The request:
Output the full listing below exactly as it reads, and skip anything that is a picture.

Exercise data:
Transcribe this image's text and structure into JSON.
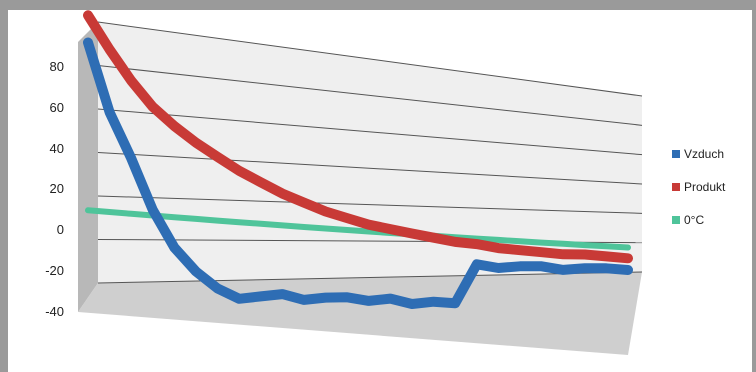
{
  "chart_data": {
    "type": "line",
    "title": "",
    "xlabel": "",
    "ylabel": "",
    "ylim": [
      -40,
      80
    ],
    "yticks": [
      "80",
      "60",
      "40",
      "20",
      "0",
      "-20",
      "-40"
    ],
    "grid": true,
    "legend_position": "right",
    "x": [
      0,
      1,
      2,
      3,
      4,
      5,
      6,
      7,
      8,
      9,
      10,
      11,
      12,
      13,
      14,
      15,
      16,
      17,
      18,
      19,
      20,
      21,
      22,
      23,
      24,
      25
    ],
    "series": [
      {
        "name": "Vzduch",
        "color": "#2e6db4",
        "values": [
          78,
          48,
          28,
          5,
          -12,
          -23,
          -31,
          -36,
          -35,
          -34,
          -37,
          -36,
          -36,
          -38,
          -37,
          -40,
          -39,
          -40,
          -19,
          -21,
          -20,
          -20,
          -22,
          -21,
          -21,
          -22
        ]
      },
      {
        "name": "Produkt",
        "color": "#c83a36",
        "values": [
          90,
          76,
          63,
          52,
          44,
          37,
          31,
          25,
          20,
          15,
          11,
          7,
          4,
          1,
          -1,
          -3,
          -5,
          -7,
          -8,
          -10,
          -11,
          -12,
          -13,
          -13,
          -14,
          -15
        ]
      },
      {
        "name": "0°C",
        "color": "#4fc49a",
        "values": [
          4,
          3.5,
          3,
          2.5,
          2,
          1.5,
          1,
          0.5,
          0,
          -0.5,
          -1,
          -1.5,
          -2,
          -2.5,
          -3,
          -3.5,
          -4,
          -4.5,
          -5,
          -5.5,
          -6,
          -6.5,
          -7,
          -7.5,
          -8,
          -8.5
        ]
      }
    ]
  }
}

Correct answer:
Transcribe this image's text and structure into JSON.
{
  "chart_data": {
    "type": "line",
    "title": "",
    "xlabel": "",
    "ylabel": "",
    "ylim": [
      -40,
      80
    ],
    "yticks": [
      "80",
      "60",
      "40",
      "20",
      "0",
      "-20",
      "-40"
    ],
    "grid": true,
    "legend_position": "right",
    "x": [
      0,
      1,
      2,
      3,
      4,
      5,
      6,
      7,
      8,
      9,
      10,
      11,
      12,
      13,
      14,
      15,
      16,
      17,
      18,
      19,
      20,
      21,
      22,
      23,
      24,
      25
    ],
    "series": [
      {
        "name": "Vzduch",
        "color": "#2e6db4",
        "values": [
          78,
          48,
          28,
          5,
          -12,
          -23,
          -31,
          -36,
          -35,
          -34,
          -37,
          -36,
          -36,
          -38,
          -37,
          -40,
          -39,
          -40,
          -19,
          -21,
          -20,
          -20,
          -22,
          -21,
          -21,
          -22
        ]
      },
      {
        "name": "Produkt",
        "color": "#c83a36",
        "values": [
          90,
          76,
          63,
          52,
          44,
          37,
          31,
          25,
          20,
          15,
          11,
          7,
          4,
          1,
          -1,
          -3,
          -5,
          -7,
          -8,
          -10,
          -11,
          -12,
          -13,
          -13,
          -14,
          -15
        ]
      },
      {
        "name": "0°C",
        "color": "#4fc49a",
        "values": [
          4,
          3.5,
          3,
          2.5,
          2,
          1.5,
          1,
          0.5,
          0,
          -0.5,
          -1,
          -1.5,
          -2,
          -2.5,
          -3,
          -3.5,
          -4,
          -4.5,
          -5,
          -5.5,
          -6,
          -6.5,
          -7,
          -7.5,
          -8,
          -8.5
        ]
      }
    ]
  }
}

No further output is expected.